● Do this:
List all the lines in these records that hold "title".

================

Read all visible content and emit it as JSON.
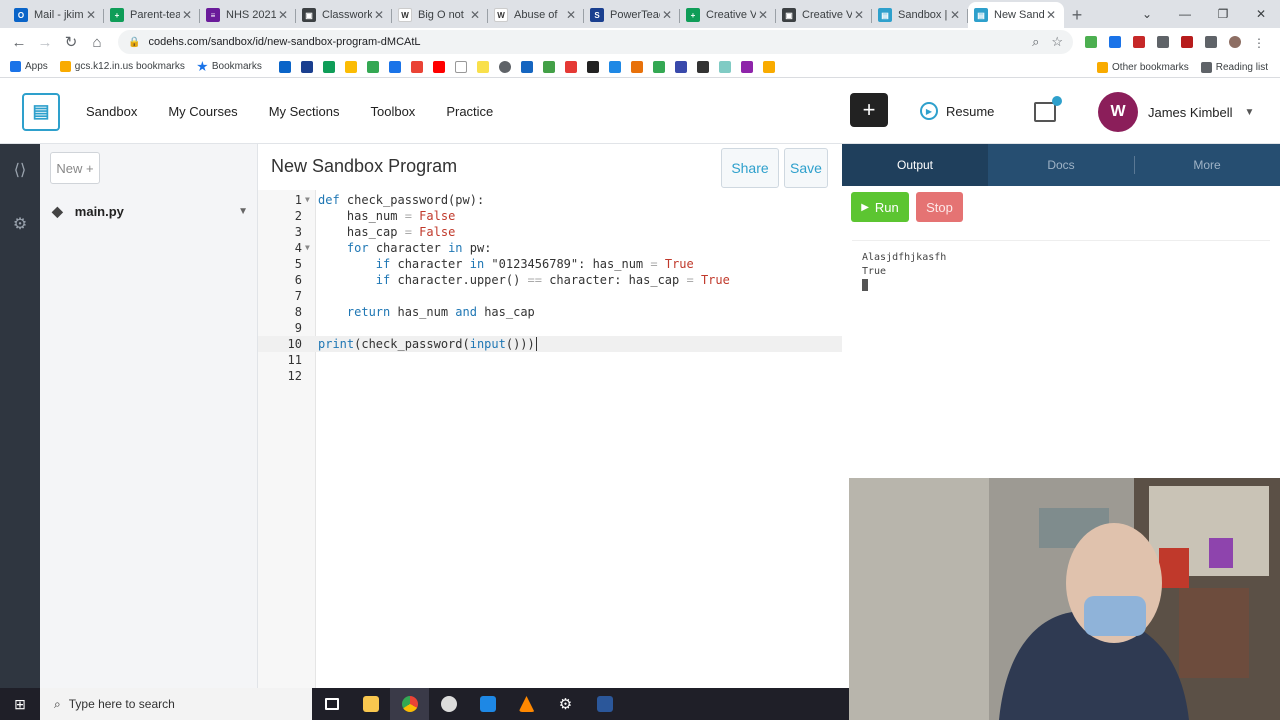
{
  "browser": {
    "tabs": [
      {
        "title": "Mail - jkim",
        "color": "#0a64c8",
        "glyph": "O"
      },
      {
        "title": "Parent-tea",
        "color": "#0f9d58",
        "glyph": "+"
      },
      {
        "title": "NHS 2021",
        "color": "#6a1b9a",
        "glyph": "≡"
      },
      {
        "title": "Classwork",
        "color": "#3c4043",
        "glyph": "▣"
      },
      {
        "title": "Big O not",
        "color": "#ffffff",
        "glyph": "W"
      },
      {
        "title": "Abuse of",
        "color": "#ffffff",
        "glyph": "W"
      },
      {
        "title": "PowerTeac",
        "color": "#1a3f8f",
        "glyph": "S"
      },
      {
        "title": "Creative V",
        "color": "#0f9d58",
        "glyph": "+"
      },
      {
        "title": "Creative V",
        "color": "#3c4043",
        "glyph": "▣"
      },
      {
        "title": "Sandbox |",
        "color": "#2ea0cc",
        "glyph": "▤"
      },
      {
        "title": "New Sand",
        "color": "#2ea0cc",
        "glyph": "▤"
      }
    ],
    "url": "codehs.com/sandbox/id/new-sandbox-program-dMCAtL",
    "bookmarks": {
      "apps": "Apps",
      "gcs": "gcs.k12.in.us bookmarks",
      "bookmarks": "Bookmarks",
      "other": "Other bookmarks",
      "reading": "Reading list"
    }
  },
  "header": {
    "nav": [
      "Sandbox",
      "My Courses",
      "My Sections",
      "Toolbox",
      "Practice"
    ],
    "resume": "Resume",
    "user_name": "James Kimbell"
  },
  "files": {
    "new_label": "New +",
    "items": [
      "main.py"
    ]
  },
  "editor": {
    "title": "New Sandbox Program",
    "share": "Share",
    "save": "Save",
    "line_numbers": [
      "1",
      "2",
      "3",
      "4",
      "5",
      "6",
      "7",
      "8",
      "9",
      "10",
      "11",
      "12"
    ],
    "active_line": 10
  },
  "output": {
    "tabs": [
      "Output",
      "Docs",
      "More"
    ],
    "run": "Run",
    "stop": "Stop",
    "console": [
      "Alasjdfhjkasfh",
      "True"
    ]
  },
  "taskbar": {
    "search": "Type here to search"
  }
}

================

● Solution for this exercise:
        "title": "Mail - jkim",
        "title": "Parent-tea",
        "title": "NHS 2021",
        "title": "Classwork",
        "title": "Big O not",
        "title": "Abuse of",
        "title": "PowerTeac",
        "title": "Creative V",
        "title": "Creative V",
        "title": "Sandbox |",
        "title": "New Sand",
    "title": "New Sandbox Program",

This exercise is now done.